(Problem) Find and return each line containing "Total".

(Dataset content)
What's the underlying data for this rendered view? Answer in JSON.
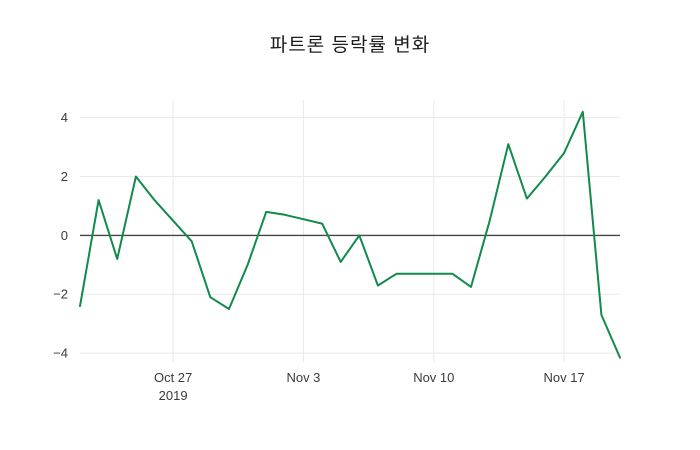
{
  "title": "파트론 등락률 변화",
  "colors": {
    "background": "#ffffff",
    "line": "#118a4c",
    "zero_line": "#444444",
    "grid": "#e9e9e9",
    "title_text": "#1c1c1c",
    "tick_text": "#3b3b3b"
  },
  "chart_data": {
    "type": "line",
    "title": "파트론 등락률 변화",
    "series_name": "파트론 등락률",
    "xlabel": "",
    "ylabel": "",
    "grid": true,
    "legend": "none",
    "ylim": [
      -4.3,
      4.6
    ],
    "yticks": [
      -4,
      -2,
      0,
      2,
      4
    ],
    "x": [
      "2019-10-22",
      "2019-10-23",
      "2019-10-24",
      "2019-10-25",
      "2019-10-26",
      "2019-10-27",
      "2019-10-28",
      "2019-10-29",
      "2019-10-30",
      "2019-10-31",
      "2019-11-01",
      "2019-11-02",
      "2019-11-03",
      "2019-11-04",
      "2019-11-05",
      "2019-11-06",
      "2019-11-07",
      "2019-11-08",
      "2019-11-09",
      "2019-11-10",
      "2019-11-11",
      "2019-11-12",
      "2019-11-13",
      "2019-11-14",
      "2019-11-15",
      "2019-11-16",
      "2019-11-17",
      "2019-11-18",
      "2019-11-19",
      "2019-11-20"
    ],
    "values": [
      -2.4,
      1.2,
      -0.8,
      2.0,
      1.2,
      0.5,
      -0.2,
      -2.1,
      -2.5,
      -1.0,
      0.8,
      0.7,
      0.55,
      0.4,
      -0.9,
      0.0,
      -1.7,
      -1.3,
      -1.3,
      -1.3,
      -1.3,
      -1.75,
      0.5,
      3.1,
      1.25,
      2.0,
      2.8,
      4.2,
      -2.7,
      -4.15
    ],
    "xticks": [
      {
        "index": 5,
        "label": "Oct 27",
        "sublabel": "2019"
      },
      {
        "index": 12,
        "label": "Nov 3",
        "sublabel": ""
      },
      {
        "index": 19,
        "label": "Nov 10",
        "sublabel": ""
      },
      {
        "index": 26,
        "label": "Nov 17",
        "sublabel": ""
      }
    ]
  }
}
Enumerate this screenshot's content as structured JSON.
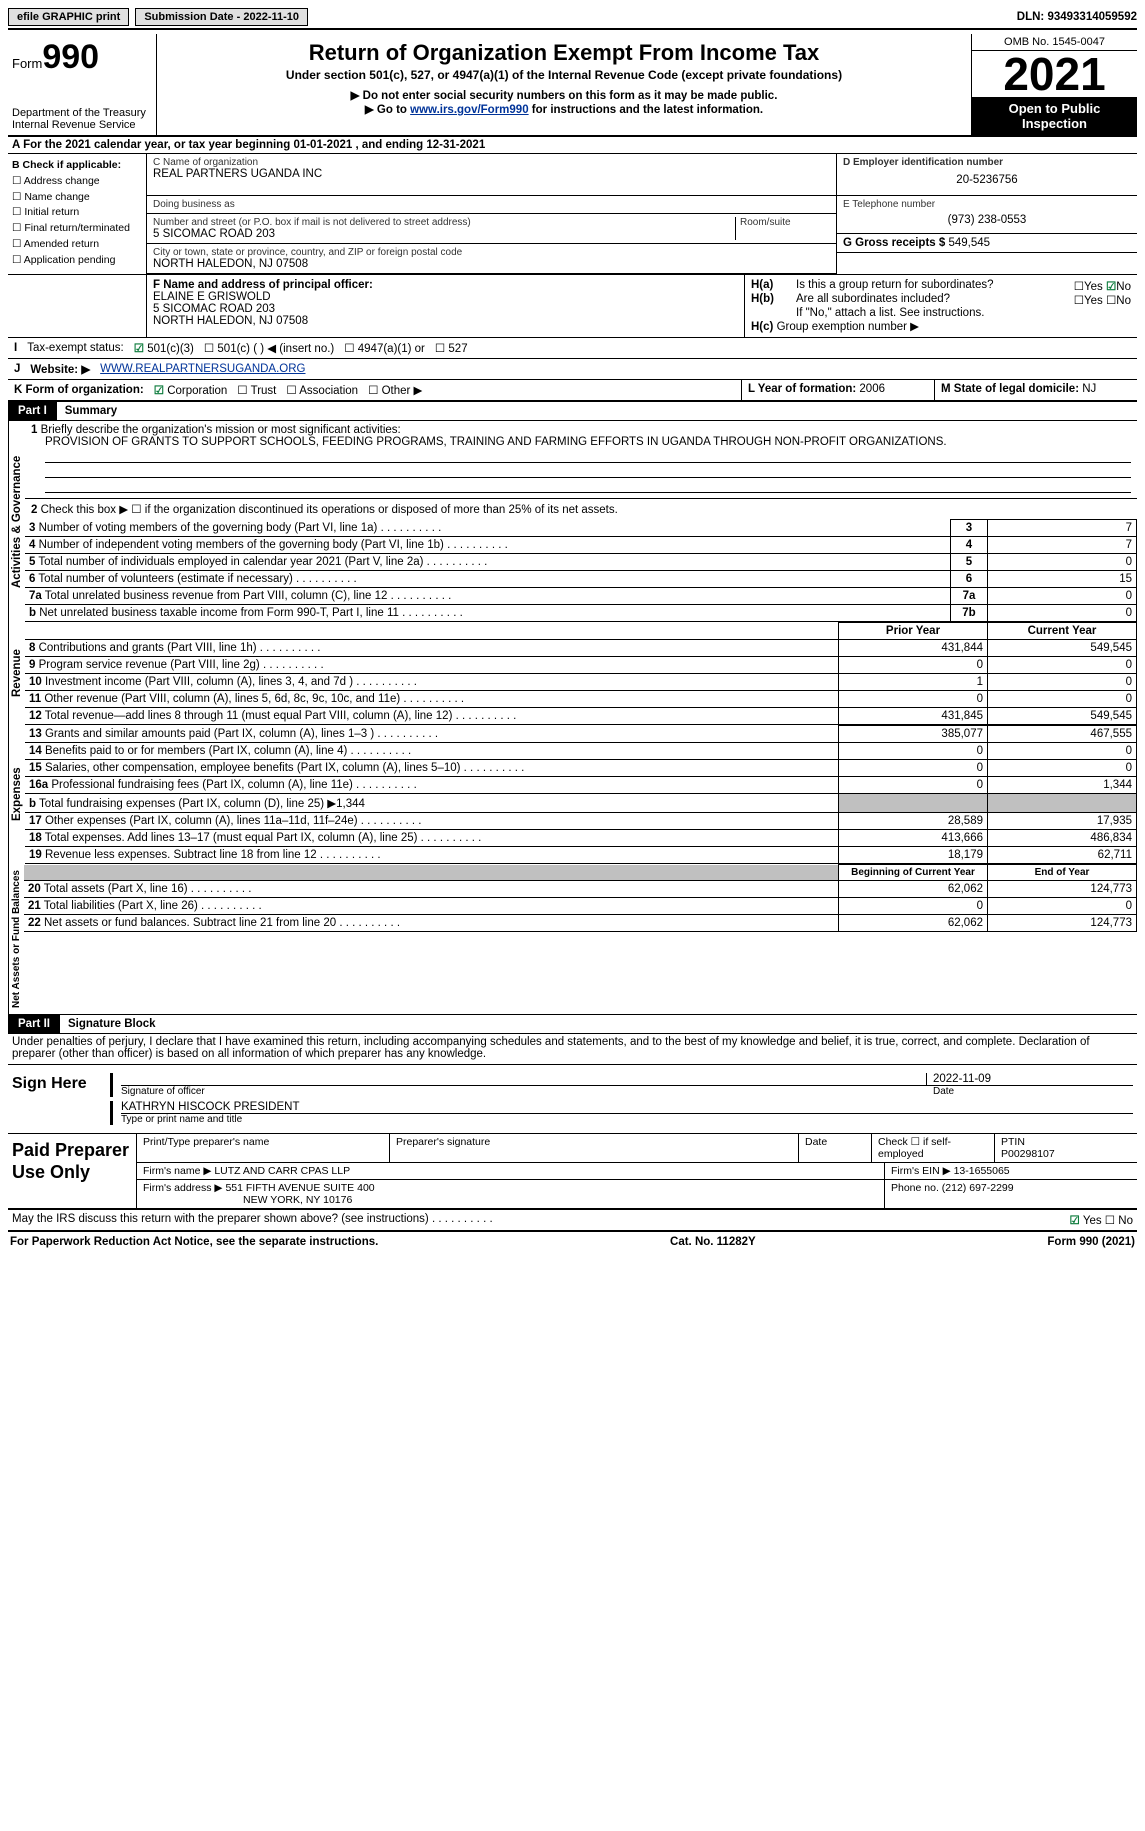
{
  "topbar": {
    "efile": "efile GRAPHIC",
    "print": "print",
    "sub_label": "Submission Date - ",
    "sub_date": "2022-11-10",
    "dln_label": "DLN: ",
    "dln": "93493314059592"
  },
  "header": {
    "form_prefix": "Form",
    "form_num": "990",
    "dept": "Department of the Treasury",
    "irs": "Internal Revenue Service",
    "title": "Return of Organization Exempt From Income Tax",
    "sub1": "Under section 501(c), 527, or 4947(a)(1) of the Internal Revenue Code (except private foundations)",
    "sub2": "▶ Do not enter social security numbers on this form as it may be made public.",
    "sub3a": "▶ Go to ",
    "sub3_link": "www.irs.gov/Form990",
    "sub3b": " for instructions and the latest information.",
    "omb": "OMB No. 1545-0047",
    "year": "2021",
    "open": "Open to Public Inspection"
  },
  "rowA": {
    "text_a": "A For the 2021 calendar year, or tax year beginning ",
    "begin": "01-01-2021",
    "mid": " , and ending ",
    "end": "12-31-2021"
  },
  "colB": {
    "hdr": "B Check if applicable:",
    "items": [
      "Address change",
      "Name change",
      "Initial return",
      "Final return/terminated",
      "Amended return",
      "Application pending"
    ]
  },
  "colC": {
    "name_lbl": "C Name of organization",
    "name": "REAL PARTNERS UGANDA INC",
    "dba_lbl": "Doing business as",
    "dba": "",
    "addr_lbl": "Number and street (or P.O. box if mail is not delivered to street address)",
    "room_lbl": "Room/suite",
    "addr": "5 SICOMAC ROAD 203",
    "city_lbl": "City or town, state or province, country, and ZIP or foreign postal code",
    "city": "NORTH HALEDON, NJ  07508"
  },
  "colDE": {
    "d_lbl": "D Employer identification number",
    "ein": "20-5236756",
    "e_lbl": "E Telephone number",
    "phone": "(973) 238-0553",
    "g_lbl": "G Gross receipts $ ",
    "gross": "549,545"
  },
  "boxF": {
    "lbl": "F Name and address of principal officer:",
    "l1": "ELAINE E GRISWOLD",
    "l2": "5 SICOMAC ROAD 203",
    "l3": "NORTH HALEDON, NJ  07508"
  },
  "boxH": {
    "ha": "Is this a group return for subordinates?",
    "ha_yes": "Yes",
    "ha_no": "No",
    "hb": "Are all subordinates included?",
    "hb_yes": "Yes",
    "hb_no": "No",
    "hb_note": "If \"No,\" attach a list. See instructions.",
    "hc": "Group exemption number ▶"
  },
  "rowI": {
    "lbl": "I",
    "text": "Tax-exempt status:",
    "o1": "501(c)(3)",
    "o2": "501(c) (  ) ◀ (insert no.)",
    "o3": "4947(a)(1) or",
    "o4": "527"
  },
  "rowJ": {
    "lbl": "J",
    "text": "Website: ▶",
    "url": "WWW.REALPARTNERSUGANDA.ORG"
  },
  "rowK": {
    "lbl": "K Form of organization:",
    "o1": "Corporation",
    "o2": "Trust",
    "o3": "Association",
    "o4": "Other ▶",
    "l_lbl": "L Year of formation: ",
    "l_val": "2006",
    "m_lbl": "M State of legal domicile: ",
    "m_val": "NJ"
  },
  "part1": {
    "num": "Part I",
    "title": "Summary"
  },
  "vert1": "Activities & Governance",
  "vert2": "Revenue",
  "vert3": "Expenses",
  "vert4": "Net Assets or Fund Balances",
  "l1": {
    "n": "1",
    "t": "Briefly describe the organization's mission or most significant activities:",
    "v": "PROVISION OF GRANTS TO SUPPORT SCHOOLS, FEEDING PROGRAMS, TRAINING AND FARMING EFFORTS IN UGANDA THROUGH NON-PROFIT ORGANIZATIONS."
  },
  "l2": {
    "n": "2",
    "t": "Check this box ▶ ☐ if the organization discontinued its operations or disposed of more than 25% of its net assets."
  },
  "lines_gov": [
    {
      "n": "3",
      "t": "Number of voting members of the governing body (Part VI, line 1a)",
      "box": "3",
      "v": "7"
    },
    {
      "n": "4",
      "t": "Number of independent voting members of the governing body (Part VI, line 1b)",
      "box": "4",
      "v": "7"
    },
    {
      "n": "5",
      "t": "Total number of individuals employed in calendar year 2021 (Part V, line 2a)",
      "box": "5",
      "v": "0"
    },
    {
      "n": "6",
      "t": "Total number of volunteers (estimate if necessary)",
      "box": "6",
      "v": "15"
    },
    {
      "n": "7a",
      "t": "Total unrelated business revenue from Part VIII, column (C), line 12",
      "box": "7a",
      "v": "0"
    },
    {
      "n": "b",
      "t": "Net unrelated business taxable income from Form 990-T, Part I, line 11",
      "box": "7b",
      "v": "0"
    }
  ],
  "yrhdr": {
    "prior": "Prior Year",
    "curr": "Current Year"
  },
  "lines_rev": [
    {
      "n": "8",
      "t": "Contributions and grants (Part VIII, line 1h)",
      "p": "431,844",
      "c": "549,545"
    },
    {
      "n": "9",
      "t": "Program service revenue (Part VIII, line 2g)",
      "p": "0",
      "c": "0"
    },
    {
      "n": "10",
      "t": "Investment income (Part VIII, column (A), lines 3, 4, and 7d )",
      "p": "1",
      "c": "0"
    },
    {
      "n": "11",
      "t": "Other revenue (Part VIII, column (A), lines 5, 6d, 8c, 9c, 10c, and 11e)",
      "p": "0",
      "c": "0"
    },
    {
      "n": "12",
      "t": "Total revenue—add lines 8 through 11 (must equal Part VIII, column (A), line 12)",
      "p": "431,845",
      "c": "549,545"
    }
  ],
  "lines_exp": [
    {
      "n": "13",
      "t": "Grants and similar amounts paid (Part IX, column (A), lines 1–3 )",
      "p": "385,077",
      "c": "467,555"
    },
    {
      "n": "14",
      "t": "Benefits paid to or for members (Part IX, column (A), line 4)",
      "p": "0",
      "c": "0"
    },
    {
      "n": "15",
      "t": "Salaries, other compensation, employee benefits (Part IX, column (A), lines 5–10)",
      "p": "0",
      "c": "0"
    },
    {
      "n": "16a",
      "t": "Professional fundraising fees (Part IX, column (A), line 11e)",
      "p": "0",
      "c": "1,344"
    },
    {
      "n": "b",
      "t": "Total fundraising expenses (Part IX, column (D), line 25) ▶1,344",
      "p": "",
      "c": "",
      "grey": true,
      "small": true
    },
    {
      "n": "17",
      "t": "Other expenses (Part IX, column (A), lines 11a–11d, 11f–24e)",
      "p": "28,589",
      "c": "17,935"
    },
    {
      "n": "18",
      "t": "Total expenses. Add lines 13–17 (must equal Part IX, column (A), line 25)",
      "p": "413,666",
      "c": "486,834"
    },
    {
      "n": "19",
      "t": "Revenue less expenses. Subtract line 18 from line 12",
      "p": "18,179",
      "c": "62,711"
    }
  ],
  "nethdr": {
    "beg": "Beginning of Current Year",
    "end": "End of Year"
  },
  "lines_net": [
    {
      "n": "20",
      "t": "Total assets (Part X, line 16)",
      "p": "62,062",
      "c": "124,773"
    },
    {
      "n": "21",
      "t": "Total liabilities (Part X, line 26)",
      "p": "0",
      "c": "0"
    },
    {
      "n": "22",
      "t": "Net assets or fund balances. Subtract line 21 from line 20",
      "p": "62,062",
      "c": "124,773"
    }
  ],
  "part2": {
    "num": "Part II",
    "title": "Signature Block"
  },
  "perjury": "Under penalties of perjury, I declare that I have examined this return, including accompanying schedules and statements, and to the best of my knowledge and belief, it is true, correct, and complete. Declaration of preparer (other than officer) is based on all information of which preparer has any knowledge.",
  "sign": {
    "here": "Sign Here",
    "sig_lbl": "Signature of officer",
    "date": "2022-11-09",
    "date_lbl": "Date",
    "name": "KATHRYN HISCOCK PRESIDENT",
    "name_lbl": "Type or print name and title"
  },
  "paid": {
    "title": "Paid Preparer Use Only",
    "h1": "Print/Type preparer's name",
    "h2": "Preparer's signature",
    "h3": "Date",
    "h4": "Check ☐ if self-employed",
    "h5_lbl": "PTIN",
    "h5": "P00298107",
    "firm_lbl": "Firm's name    ▶",
    "firm": "LUTZ AND CARR CPAS LLP",
    "ein_lbl": "Firm's EIN ▶",
    "ein": "13-1655065",
    "addr_lbl": "Firm's address ▶",
    "addr1": "551 FIFTH AVENUE SUITE 400",
    "addr2": "NEW YORK, NY  10176",
    "ph_lbl": "Phone no. ",
    "ph": "(212) 697-2299"
  },
  "may": {
    "t": "May the IRS discuss this return with the preparer shown above? (see instructions)",
    "yes": "Yes",
    "no": "No"
  },
  "foot": {
    "l": "For Paperwork Reduction Act Notice, see the separate instructions.",
    "c": "Cat. No. 11282Y",
    "r": "Form 990 (2021)"
  }
}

(Finished answer)
      "t": "Total number of individuals employed in calendar year 2021 (Part V, line 2a)",
      "t": "Total number of volunteers (estimate if necessary)",
      "t": "Total unrelated business revenue from Part VIII, column (C), line 12",
      "t": "Total revenue—add lines 8 through 11 (must equal Part VIII, column (A), line 12)",
      "t": "Total fundraising expenses (Part IX, column (D), line 25) ▶1,344",
      "t": "Total expenses. Add lines 13–17 (must equal Part IX, column (A), line 25)",
      "t": "Total assets (Part X, line 16)",
      "t": "Total liabilities (Part X, line 26)",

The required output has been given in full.